To do: Copy every line of the records below word for word, keeping the same order.

[Recorded data]

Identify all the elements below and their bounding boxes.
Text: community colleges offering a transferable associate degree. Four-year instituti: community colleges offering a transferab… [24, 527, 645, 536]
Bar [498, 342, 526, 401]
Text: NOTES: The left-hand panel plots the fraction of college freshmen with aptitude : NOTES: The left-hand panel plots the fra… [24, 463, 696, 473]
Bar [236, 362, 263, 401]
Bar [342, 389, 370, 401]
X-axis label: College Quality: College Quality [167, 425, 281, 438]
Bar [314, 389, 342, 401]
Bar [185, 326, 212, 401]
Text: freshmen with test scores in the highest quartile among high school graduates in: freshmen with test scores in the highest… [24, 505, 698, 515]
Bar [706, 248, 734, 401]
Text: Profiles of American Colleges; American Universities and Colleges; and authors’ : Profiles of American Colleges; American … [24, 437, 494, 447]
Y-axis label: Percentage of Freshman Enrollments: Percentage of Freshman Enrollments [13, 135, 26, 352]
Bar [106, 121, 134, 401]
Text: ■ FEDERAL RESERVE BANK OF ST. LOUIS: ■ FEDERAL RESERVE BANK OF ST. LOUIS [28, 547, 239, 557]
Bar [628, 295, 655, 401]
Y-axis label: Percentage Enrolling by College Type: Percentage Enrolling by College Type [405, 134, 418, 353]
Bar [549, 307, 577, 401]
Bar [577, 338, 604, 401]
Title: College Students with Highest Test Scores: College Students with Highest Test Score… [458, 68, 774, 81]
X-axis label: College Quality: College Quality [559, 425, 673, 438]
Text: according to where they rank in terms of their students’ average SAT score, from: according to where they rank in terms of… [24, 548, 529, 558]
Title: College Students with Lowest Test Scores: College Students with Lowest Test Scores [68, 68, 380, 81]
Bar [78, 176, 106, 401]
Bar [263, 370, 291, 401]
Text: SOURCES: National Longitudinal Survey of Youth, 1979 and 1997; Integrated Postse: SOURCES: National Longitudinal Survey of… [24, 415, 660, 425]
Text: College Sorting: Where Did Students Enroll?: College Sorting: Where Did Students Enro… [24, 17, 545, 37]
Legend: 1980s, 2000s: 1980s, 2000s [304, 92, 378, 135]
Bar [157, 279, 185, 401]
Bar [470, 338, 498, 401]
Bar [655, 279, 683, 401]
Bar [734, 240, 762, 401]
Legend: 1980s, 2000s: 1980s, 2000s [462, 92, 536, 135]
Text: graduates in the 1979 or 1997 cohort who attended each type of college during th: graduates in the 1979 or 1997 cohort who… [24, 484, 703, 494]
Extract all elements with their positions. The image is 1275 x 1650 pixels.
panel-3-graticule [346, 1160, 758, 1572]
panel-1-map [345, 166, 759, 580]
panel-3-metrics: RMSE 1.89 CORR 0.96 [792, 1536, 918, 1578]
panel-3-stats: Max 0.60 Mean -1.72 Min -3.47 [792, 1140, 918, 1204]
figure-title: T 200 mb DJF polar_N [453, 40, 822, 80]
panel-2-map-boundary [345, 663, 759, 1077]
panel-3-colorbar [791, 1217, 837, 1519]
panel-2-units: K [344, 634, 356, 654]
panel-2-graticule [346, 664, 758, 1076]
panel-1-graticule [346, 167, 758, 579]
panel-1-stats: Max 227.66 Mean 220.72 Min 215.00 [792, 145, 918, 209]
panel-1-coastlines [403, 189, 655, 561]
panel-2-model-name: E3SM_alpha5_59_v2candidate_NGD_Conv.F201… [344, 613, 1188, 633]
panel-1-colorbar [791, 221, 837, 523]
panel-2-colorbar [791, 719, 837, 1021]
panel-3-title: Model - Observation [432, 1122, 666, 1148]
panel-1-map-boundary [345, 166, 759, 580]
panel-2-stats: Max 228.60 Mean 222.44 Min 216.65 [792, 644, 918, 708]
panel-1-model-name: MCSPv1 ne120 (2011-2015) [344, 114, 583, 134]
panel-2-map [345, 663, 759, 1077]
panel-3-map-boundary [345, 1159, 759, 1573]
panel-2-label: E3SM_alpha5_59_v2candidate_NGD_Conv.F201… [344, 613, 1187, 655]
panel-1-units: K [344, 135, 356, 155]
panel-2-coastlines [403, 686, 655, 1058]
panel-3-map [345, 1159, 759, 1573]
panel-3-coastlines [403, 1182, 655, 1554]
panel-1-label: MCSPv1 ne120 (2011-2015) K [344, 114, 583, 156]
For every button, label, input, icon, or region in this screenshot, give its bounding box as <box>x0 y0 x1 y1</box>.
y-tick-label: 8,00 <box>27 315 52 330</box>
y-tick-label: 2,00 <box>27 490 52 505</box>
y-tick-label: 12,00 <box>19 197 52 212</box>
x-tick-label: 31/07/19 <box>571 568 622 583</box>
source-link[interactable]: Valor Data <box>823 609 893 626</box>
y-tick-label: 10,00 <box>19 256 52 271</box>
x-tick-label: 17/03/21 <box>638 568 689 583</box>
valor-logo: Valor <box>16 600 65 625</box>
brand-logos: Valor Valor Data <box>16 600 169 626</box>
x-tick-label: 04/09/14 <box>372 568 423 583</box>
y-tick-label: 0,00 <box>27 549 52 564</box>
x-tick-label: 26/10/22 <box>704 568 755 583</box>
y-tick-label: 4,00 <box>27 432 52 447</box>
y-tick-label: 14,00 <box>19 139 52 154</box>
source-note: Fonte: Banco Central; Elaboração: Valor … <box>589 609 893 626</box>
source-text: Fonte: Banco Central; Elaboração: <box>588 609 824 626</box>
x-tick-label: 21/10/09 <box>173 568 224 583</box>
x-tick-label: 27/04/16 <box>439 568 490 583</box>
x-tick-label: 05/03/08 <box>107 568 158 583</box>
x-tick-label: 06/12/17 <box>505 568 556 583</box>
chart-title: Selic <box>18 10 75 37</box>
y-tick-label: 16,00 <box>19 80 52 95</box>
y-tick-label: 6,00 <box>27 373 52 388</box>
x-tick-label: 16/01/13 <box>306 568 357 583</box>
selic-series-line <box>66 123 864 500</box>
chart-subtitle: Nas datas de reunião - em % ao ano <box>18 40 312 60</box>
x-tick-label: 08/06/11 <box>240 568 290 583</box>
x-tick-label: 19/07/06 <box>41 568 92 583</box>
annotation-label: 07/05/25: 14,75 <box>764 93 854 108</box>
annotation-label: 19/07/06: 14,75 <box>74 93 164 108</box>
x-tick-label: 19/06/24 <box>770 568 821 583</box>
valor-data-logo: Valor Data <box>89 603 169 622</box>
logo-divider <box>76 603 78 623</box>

Task response:
Identify all the elements below and their bounding boxes.
Text: community colleges offering a transferable associate degree. Four-year instituti: community colleges offering a transferab… [24, 527, 645, 536]
Bar [498, 342, 526, 401]
Text: NOTES: The left-hand panel plots the fraction of college freshmen with aptitude : NOTES: The left-hand panel plots the fra… [24, 463, 696, 473]
Bar [236, 362, 263, 401]
Bar [342, 389, 370, 401]
X-axis label: College Quality: College Quality [167, 425, 281, 438]
Bar [314, 389, 342, 401]
Bar [185, 326, 212, 401]
Text: freshmen with test scores in the highest quartile among high school graduates in: freshmen with test scores in the highest… [24, 505, 698, 515]
Bar [706, 248, 734, 401]
Text: Profiles of American Colleges; American Universities and Colleges; and authors’ : Profiles of American Colleges; American … [24, 437, 494, 447]
Y-axis label: Percentage of Freshman Enrollments: Percentage of Freshman Enrollments [13, 135, 26, 352]
Bar [106, 121, 134, 401]
Text: ■ FEDERAL RESERVE BANK OF ST. LOUIS: ■ FEDERAL RESERVE BANK OF ST. LOUIS [28, 547, 239, 557]
Bar [628, 295, 655, 401]
Y-axis label: Percentage Enrolling by College Type: Percentage Enrolling by College Type [405, 134, 418, 353]
Bar [549, 307, 577, 401]
Bar [577, 338, 604, 401]
Title: College Students with Highest Test Scores: College Students with Highest Test Score… [458, 68, 774, 81]
X-axis label: College Quality: College Quality [559, 425, 673, 438]
Text: according to where they rank in terms of their students’ average SAT score, from: according to where they rank in terms of… [24, 548, 529, 558]
Title: College Students with Lowest Test Scores: College Students with Lowest Test Scores [68, 68, 380, 81]
Bar [78, 176, 106, 401]
Bar [263, 370, 291, 401]
Text: SOURCES: National Longitudinal Survey of Youth, 1979 and 1997; Integrated Postse: SOURCES: National Longitudinal Survey of… [24, 415, 660, 425]
Text: College Sorting: Where Did Students Enroll?: College Sorting: Where Did Students Enro… [24, 17, 545, 37]
Legend: 1980s, 2000s: 1980s, 2000s [304, 92, 378, 135]
Bar [157, 279, 185, 401]
Bar [470, 338, 498, 401]
Bar [655, 279, 683, 401]
Bar [734, 240, 762, 401]
Legend: 1980s, 2000s: 1980s, 2000s [462, 92, 536, 135]
Text: graduates in the 1979 or 1997 cohort who attended each type of college during th: graduates in the 1979 or 1997 cohort who… [24, 484, 703, 494]
Extract all elements with their positions. The image is 1275 x 1650 pixels.
panel-3-graticule [346, 1160, 758, 1572]
panel-1-map [345, 166, 759, 580]
panel-3-metrics: RMSE 1.89 CORR 0.96 [792, 1536, 918, 1578]
panel-3-stats: Max 0.60 Mean -1.72 Min -3.47 [792, 1140, 918, 1204]
figure-title: T 200 mb DJF polar_N [453, 40, 822, 80]
panel-2-map-boundary [345, 663, 759, 1077]
panel-3-colorbar [791, 1217, 837, 1519]
panel-2-units: K [344, 634, 356, 654]
panel-2-graticule [346, 664, 758, 1076]
panel-1-graticule [346, 167, 758, 579]
panel-1-stats: Max 227.66 Mean 220.72 Min 215.00 [792, 145, 918, 209]
panel-1-coastlines [403, 189, 655, 561]
panel-2-model-name: E3SM_alpha5_59_v2candidate_NGD_Conv.F201… [344, 613, 1188, 633]
panel-1-colorbar [791, 221, 837, 523]
panel-2-colorbar [791, 719, 837, 1021]
panel-3-title: Model - Observation [432, 1122, 666, 1148]
panel-1-map-boundary [345, 166, 759, 580]
panel-2-stats: Max 228.60 Mean 222.44 Min 216.65 [792, 644, 918, 708]
panel-1-model-name: MCSPv1 ne120 (2011-2015) [344, 114, 583, 134]
panel-2-map [345, 663, 759, 1077]
panel-3-map-boundary [345, 1159, 759, 1573]
panel-2-label: E3SM_alpha5_59_v2candidate_NGD_Conv.F201… [344, 613, 1187, 655]
panel-1-units: K [344, 135, 356, 155]
panel-2-coastlines [403, 686, 655, 1058]
panel-3-map [345, 1159, 759, 1573]
panel-3-coastlines [403, 1182, 655, 1554]
panel-1-label: MCSPv1 ne120 (2011-2015) K [344, 114, 583, 156]
For every button, label, input, icon, or region in this screenshot, give its bounding box as <box>x0 y0 x1 y1</box>.
y-tick-label: 8,00 <box>27 315 52 330</box>
y-tick-label: 2,00 <box>27 490 52 505</box>
y-tick-label: 12,00 <box>19 197 52 212</box>
x-tick-label: 31/07/19 <box>571 568 622 583</box>
source-link[interactable]: Valor Data <box>823 609 893 626</box>
y-tick-label: 10,00 <box>19 256 52 271</box>
x-tick-label: 17/03/21 <box>638 568 689 583</box>
valor-logo: Valor <box>16 600 65 625</box>
brand-logos: Valor Valor Data <box>16 600 169 626</box>
x-tick-label: 04/09/14 <box>372 568 423 583</box>
y-tick-label: 0,00 <box>27 549 52 564</box>
x-tick-label: 26/10/22 <box>704 568 755 583</box>
y-tick-label: 4,00 <box>27 432 52 447</box>
y-tick-label: 14,00 <box>19 139 52 154</box>
source-note: Fonte: Banco Central; Elaboração: Valor … <box>589 609 893 626</box>
source-text: Fonte: Banco Central; Elaboração: <box>588 609 824 626</box>
x-tick-label: 21/10/09 <box>173 568 224 583</box>
x-tick-label: 27/04/16 <box>439 568 490 583</box>
x-tick-label: 05/03/08 <box>107 568 158 583</box>
x-tick-label: 06/12/17 <box>505 568 556 583</box>
chart-title: Selic <box>18 10 75 37</box>
y-tick-label: 16,00 <box>19 80 52 95</box>
y-tick-label: 6,00 <box>27 373 52 388</box>
x-tick-label: 16/01/13 <box>306 568 357 583</box>
selic-series-line <box>66 123 864 500</box>
chart-subtitle: Nas datas de reunião - em % ao ano <box>18 40 312 60</box>
x-tick-label: 08/06/11 <box>240 568 290 583</box>
x-tick-label: 19/07/06 <box>41 568 92 583</box>
annotation-label: 07/05/25: 14,75 <box>764 93 854 108</box>
annotation-label: 19/07/06: 14,75 <box>74 93 164 108</box>
x-tick-label: 19/06/24 <box>770 568 821 583</box>
valor-data-logo: Valor Data <box>89 603 169 622</box>
logo-divider <box>76 603 78 623</box>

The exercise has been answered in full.